▶ **DATASET ENTRIES**:
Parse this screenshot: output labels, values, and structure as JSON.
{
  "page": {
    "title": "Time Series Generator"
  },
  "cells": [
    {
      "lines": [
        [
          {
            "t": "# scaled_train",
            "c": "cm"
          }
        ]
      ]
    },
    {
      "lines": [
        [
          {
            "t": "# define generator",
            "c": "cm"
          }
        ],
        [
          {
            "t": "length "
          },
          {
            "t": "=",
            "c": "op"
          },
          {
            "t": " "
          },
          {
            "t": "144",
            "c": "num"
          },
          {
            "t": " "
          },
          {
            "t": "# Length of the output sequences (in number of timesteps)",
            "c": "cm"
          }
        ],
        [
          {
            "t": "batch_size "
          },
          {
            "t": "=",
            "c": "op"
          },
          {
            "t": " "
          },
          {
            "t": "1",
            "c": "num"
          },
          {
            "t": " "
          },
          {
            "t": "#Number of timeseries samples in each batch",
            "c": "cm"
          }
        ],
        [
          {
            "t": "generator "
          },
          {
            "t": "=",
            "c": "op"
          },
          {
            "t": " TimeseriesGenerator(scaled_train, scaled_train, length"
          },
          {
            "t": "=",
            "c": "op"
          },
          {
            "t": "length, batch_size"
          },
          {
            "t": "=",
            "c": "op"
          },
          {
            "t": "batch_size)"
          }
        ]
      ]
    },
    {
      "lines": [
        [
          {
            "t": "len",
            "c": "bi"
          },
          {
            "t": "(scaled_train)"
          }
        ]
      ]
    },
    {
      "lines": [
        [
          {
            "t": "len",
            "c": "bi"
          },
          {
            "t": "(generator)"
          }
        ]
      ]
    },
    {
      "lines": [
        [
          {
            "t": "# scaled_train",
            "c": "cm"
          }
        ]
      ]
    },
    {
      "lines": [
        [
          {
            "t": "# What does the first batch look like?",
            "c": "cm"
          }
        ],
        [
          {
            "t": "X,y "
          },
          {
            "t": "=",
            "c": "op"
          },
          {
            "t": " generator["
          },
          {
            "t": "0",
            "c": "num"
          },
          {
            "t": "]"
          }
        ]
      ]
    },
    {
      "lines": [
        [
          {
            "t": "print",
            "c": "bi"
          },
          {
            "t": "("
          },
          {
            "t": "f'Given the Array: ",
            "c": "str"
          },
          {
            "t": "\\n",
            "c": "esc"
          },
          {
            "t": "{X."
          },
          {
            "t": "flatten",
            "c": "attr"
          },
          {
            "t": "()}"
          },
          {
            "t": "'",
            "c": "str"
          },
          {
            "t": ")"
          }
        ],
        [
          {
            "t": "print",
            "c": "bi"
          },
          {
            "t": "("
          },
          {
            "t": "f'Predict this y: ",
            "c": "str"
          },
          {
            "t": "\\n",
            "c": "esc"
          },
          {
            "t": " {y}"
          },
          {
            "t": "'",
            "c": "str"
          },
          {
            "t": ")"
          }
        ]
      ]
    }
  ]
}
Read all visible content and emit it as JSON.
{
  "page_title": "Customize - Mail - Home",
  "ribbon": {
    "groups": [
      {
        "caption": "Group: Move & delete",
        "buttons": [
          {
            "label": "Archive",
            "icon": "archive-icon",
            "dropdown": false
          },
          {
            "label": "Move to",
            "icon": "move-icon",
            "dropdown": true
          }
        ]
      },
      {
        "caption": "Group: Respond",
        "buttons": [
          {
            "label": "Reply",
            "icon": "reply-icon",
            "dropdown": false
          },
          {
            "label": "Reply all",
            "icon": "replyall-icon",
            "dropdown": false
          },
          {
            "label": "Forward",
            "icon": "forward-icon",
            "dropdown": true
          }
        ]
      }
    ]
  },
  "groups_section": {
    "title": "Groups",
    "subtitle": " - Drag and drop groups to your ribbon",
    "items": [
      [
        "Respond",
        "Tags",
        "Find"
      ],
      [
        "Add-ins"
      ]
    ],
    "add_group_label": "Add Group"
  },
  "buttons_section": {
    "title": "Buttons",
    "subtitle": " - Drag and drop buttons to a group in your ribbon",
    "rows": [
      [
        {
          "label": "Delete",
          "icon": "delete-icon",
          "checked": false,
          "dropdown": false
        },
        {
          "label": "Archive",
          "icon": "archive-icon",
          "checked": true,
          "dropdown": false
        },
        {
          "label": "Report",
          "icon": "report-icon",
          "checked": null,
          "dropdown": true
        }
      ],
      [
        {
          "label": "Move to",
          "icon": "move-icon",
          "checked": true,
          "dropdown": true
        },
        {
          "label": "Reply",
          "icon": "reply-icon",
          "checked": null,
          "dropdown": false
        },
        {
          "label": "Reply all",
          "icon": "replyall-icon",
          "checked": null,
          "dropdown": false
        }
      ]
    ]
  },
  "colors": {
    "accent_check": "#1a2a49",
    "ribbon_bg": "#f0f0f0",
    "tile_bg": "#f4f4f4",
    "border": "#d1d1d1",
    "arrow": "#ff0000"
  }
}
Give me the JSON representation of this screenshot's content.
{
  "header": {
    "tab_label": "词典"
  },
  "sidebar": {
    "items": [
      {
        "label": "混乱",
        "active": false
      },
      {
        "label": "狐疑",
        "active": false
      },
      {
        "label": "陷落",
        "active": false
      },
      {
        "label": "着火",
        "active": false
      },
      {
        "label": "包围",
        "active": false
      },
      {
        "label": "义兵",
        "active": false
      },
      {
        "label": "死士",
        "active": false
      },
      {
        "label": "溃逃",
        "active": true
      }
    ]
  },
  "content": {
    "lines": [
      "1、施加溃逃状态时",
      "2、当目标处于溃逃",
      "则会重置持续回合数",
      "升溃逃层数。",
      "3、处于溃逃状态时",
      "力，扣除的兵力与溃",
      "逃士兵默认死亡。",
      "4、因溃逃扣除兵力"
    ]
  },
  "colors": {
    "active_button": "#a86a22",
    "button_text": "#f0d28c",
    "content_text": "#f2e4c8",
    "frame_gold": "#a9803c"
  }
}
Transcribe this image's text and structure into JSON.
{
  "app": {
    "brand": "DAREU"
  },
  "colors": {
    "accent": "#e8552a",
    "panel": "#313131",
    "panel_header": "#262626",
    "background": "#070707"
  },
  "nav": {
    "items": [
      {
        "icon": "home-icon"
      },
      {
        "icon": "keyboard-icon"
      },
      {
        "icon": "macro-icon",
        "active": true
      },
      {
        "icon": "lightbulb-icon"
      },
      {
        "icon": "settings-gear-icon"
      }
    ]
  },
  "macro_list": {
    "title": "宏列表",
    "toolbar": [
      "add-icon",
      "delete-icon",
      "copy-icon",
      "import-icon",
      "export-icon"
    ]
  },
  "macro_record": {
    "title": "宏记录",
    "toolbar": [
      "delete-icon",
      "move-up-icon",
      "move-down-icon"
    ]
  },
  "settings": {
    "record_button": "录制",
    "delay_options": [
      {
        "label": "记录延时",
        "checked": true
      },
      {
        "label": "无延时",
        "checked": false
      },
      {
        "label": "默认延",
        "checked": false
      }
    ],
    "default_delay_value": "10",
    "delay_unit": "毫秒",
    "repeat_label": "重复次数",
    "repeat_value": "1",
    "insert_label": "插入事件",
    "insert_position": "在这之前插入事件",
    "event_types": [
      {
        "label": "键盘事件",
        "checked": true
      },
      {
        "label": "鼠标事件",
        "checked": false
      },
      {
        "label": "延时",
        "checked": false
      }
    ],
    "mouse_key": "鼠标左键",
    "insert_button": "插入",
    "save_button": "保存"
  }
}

▶ **EXERCISE TASK**: Restate the records, all of them, precisely as written.

▶ **IN RESPONSE**:
Parse this screenshot: output labels, values, and structure as JSON.
{
  "page": {
    "title": "Time Series Generator"
  },
  "cells": [
    {
      "lines": [
        [
          {
            "t": "# scaled_train",
            "c": "cm"
          }
        ]
      ]
    },
    {
      "lines": [
        [
          {
            "t": "# define generator",
            "c": "cm"
          }
        ],
        [
          {
            "t": "length "
          },
          {
            "t": "=",
            "c": "op"
          },
          {
            "t": " "
          },
          {
            "t": "144",
            "c": "num"
          },
          {
            "t": " "
          },
          {
            "t": "# Length of the output sequences (in number of timesteps)",
            "c": "cm"
          }
        ],
        [
          {
            "t": "batch_size "
          },
          {
            "t": "=",
            "c": "op"
          },
          {
            "t": " "
          },
          {
            "t": "1",
            "c": "num"
          },
          {
            "t": " "
          },
          {
            "t": "#Number of timeseries samples in each batch",
            "c": "cm"
          }
        ],
        [
          {
            "t": "generator "
          },
          {
            "t": "=",
            "c": "op"
          },
          {
            "t": " TimeseriesGenerator(scaled_train, scaled_train, length"
          },
          {
            "t": "=",
            "c": "op"
          },
          {
            "t": "length, batch_size"
          },
          {
            "t": "=",
            "c": "op"
          },
          {
            "t": "batch_size)"
          }
        ]
      ]
    },
    {
      "lines": [
        [
          {
            "t": "len",
            "c": "bi"
          },
          {
            "t": "(scaled_train)"
          }
        ]
      ]
    },
    {
      "lines": [
        [
          {
            "t": "len",
            "c": "bi"
          },
          {
            "t": "(generator)"
          }
        ]
      ]
    },
    {
      "lines": [
        [
          {
            "t": "# scaled_train",
            "c": "cm"
          }
        ]
      ]
    },
    {
      "lines": [
        [
          {
            "t": "# What does the first batch look like?",
            "c": "cm"
          }
        ],
        [
          {
            "t": "X,y "
          },
          {
            "t": "=",
            "c": "op"
          },
          {
            "t": " generator["
          },
          {
            "t": "0",
            "c": "num"
          },
          {
            "t": "]"
          }
        ]
      ]
    },
    {
      "lines": [
        [
          {
            "t": "print",
            "c": "bi"
          },
          {
            "t": "("
          },
          {
            "t": "f'Given the Array: ",
            "c": "str"
          },
          {
            "t": "\\n",
            "c": "esc"
          },
          {
            "t": "{X."
          },
          {
            "t": "flatten",
            "c": "attr"
          },
          {
            "t": "()}"
          },
          {
            "t": "'",
            "c": "str"
          },
          {
            "t": ")"
          }
        ],
        [
          {
            "t": "print",
            "c": "bi"
          },
          {
            "t": "("
          },
          {
            "t": "f'Predict this y: ",
            "c": "str"
          },
          {
            "t": "\\n",
            "c": "esc"
          },
          {
            "t": " {y}"
          },
          {
            "t": "'",
            "c": "str"
          },
          {
            "t": ")"
          }
        ]
      ]
    }
  ]
}
Read all visible content and emit it as JSON.
{
  "page_title": "Customize - Mail - Home",
  "ribbon": {
    "groups": [
      {
        "caption": "Group: Move & delete",
        "buttons": [
          {
            "label": "Archive",
            "icon": "archive-icon",
            "dropdown": false
          },
          {
            "label": "Move to",
            "icon": "move-icon",
            "dropdown": true
          }
        ]
      },
      {
        "caption": "Group: Respond",
        "buttons": [
          {
            "label": "Reply",
            "icon": "reply-icon",
            "dropdown": false
          },
          {
            "label": "Reply all",
            "icon": "replyall-icon",
            "dropdown": false
          },
          {
            "label": "Forward",
            "icon": "forward-icon",
            "dropdown": true
          }
        ]
      }
    ]
  },
  "groups_section": {
    "title": "Groups",
    "subtitle": " - Drag and drop groups to your ribbon",
    "items": [
      [
        "Respond",
        "Tags",
        "Find"
      ],
      [
        "Add-ins"
      ]
    ],
    "add_group_label": "Add Group"
  },
  "buttons_section": {
    "title": "Buttons",
    "subtitle": " - Drag and drop buttons to a group in your ribbon",
    "rows": [
      [
        {
          "label": "Delete",
          "icon": "delete-icon",
          "checked": false,
          "dropdown": false
        },
        {
          "label": "Archive",
          "icon": "archive-icon",
          "checked": true,
          "dropdown": false
        },
        {
          "label": "Report",
          "icon": "report-icon",
          "checked": null,
          "dropdown": true
        }
      ],
      [
        {
          "label": "Move to",
          "icon": "move-icon",
          "checked": true,
          "dropdown": true
        },
        {
          "label": "Reply",
          "icon": "reply-icon",
          "checked": null,
          "dropdown": false
        },
        {
          "label": "Reply all",
          "icon": "replyall-icon",
          "checked": null,
          "dropdown": false
        }
      ]
    ]
  },
  "colors": {
    "accent_check": "#1a2a49",
    "ribbon_bg": "#f0f0f0",
    "tile_bg": "#f4f4f4",
    "border": "#d1d1d1",
    "arrow": "#ff0000"
  }
}
Give me the JSON representation of this screenshot's content.
{
  "header": {
    "tab_label": "词典"
  },
  "sidebar": {
    "items": [
      {
        "label": "混乱",
        "active": false
      },
      {
        "label": "狐疑",
        "active": false
      },
      {
        "label": "陷落",
        "active": false
      },
      {
        "label": "着火",
        "active": false
      },
      {
        "label": "包围",
        "active": false
      },
      {
        "label": "义兵",
        "active": false
      },
      {
        "label": "死士",
        "active": false
      },
      {
        "label": "溃逃",
        "active": true
      }
    ]
  },
  "content": {
    "lines": [
      "1、施加溃逃状态时",
      "2、当目标处于溃逃",
      "则会重置持续回合数",
      "升溃逃层数。",
      "3、处于溃逃状态时",
      "力，扣除的兵力与溃",
      "逃士兵默认死亡。",
      "4、因溃逃扣除兵力"
    ]
  },
  "colors": {
    "active_button": "#a86a22",
    "button_text": "#f0d28c",
    "content_text": "#f2e4c8",
    "frame_gold": "#a9803c"
  }
}
Transcribe this image's text and structure into JSON.
{
  "app": {
    "brand": "DAREU"
  },
  "colors": {
    "accent": "#e8552a",
    "panel": "#313131",
    "panel_header": "#262626",
    "background": "#070707"
  },
  "nav": {
    "items": [
      {
        "icon": "home-icon"
      },
      {
        "icon": "keyboard-icon"
      },
      {
        "icon": "macro-icon",
        "active": true
      },
      {
        "icon": "lightbulb-icon"
      },
      {
        "icon": "settings-gear-icon"
      }
    ]
  },
  "macro_list": {
    "title": "宏列表",
    "toolbar": [
      "add-icon",
      "delete-icon",
      "copy-icon",
      "import-icon",
      "export-icon"
    ]
  },
  "macro_record": {
    "title": "宏记录",
    "toolbar": [
      "delete-icon",
      "move-up-icon",
      "move-down-icon"
    ]
  },
  "settings": {
    "record_button": "录制",
    "delay_options": [
      {
        "label": "记录延时",
        "checked": true
      },
      {
        "label": "无延时",
        "checked": false
      },
      {
        "label": "默认延",
        "checked": false
      }
    ],
    "default_delay_value": "10",
    "delay_unit": "毫秒",
    "repeat_label": "重复次数",
    "repeat_value": "1",
    "insert_label": "插入事件",
    "insert_position": "在这之前插入事件",
    "event_types": [
      {
        "label": "键盘事件",
        "checked": true
      },
      {
        "label": "鼠标事件",
        "checked": false
      },
      {
        "label": "延时",
        "checked": false
      }
    ],
    "mouse_key": "鼠标左键",
    "insert_button": "插入",
    "save_button": "保存"
  }
}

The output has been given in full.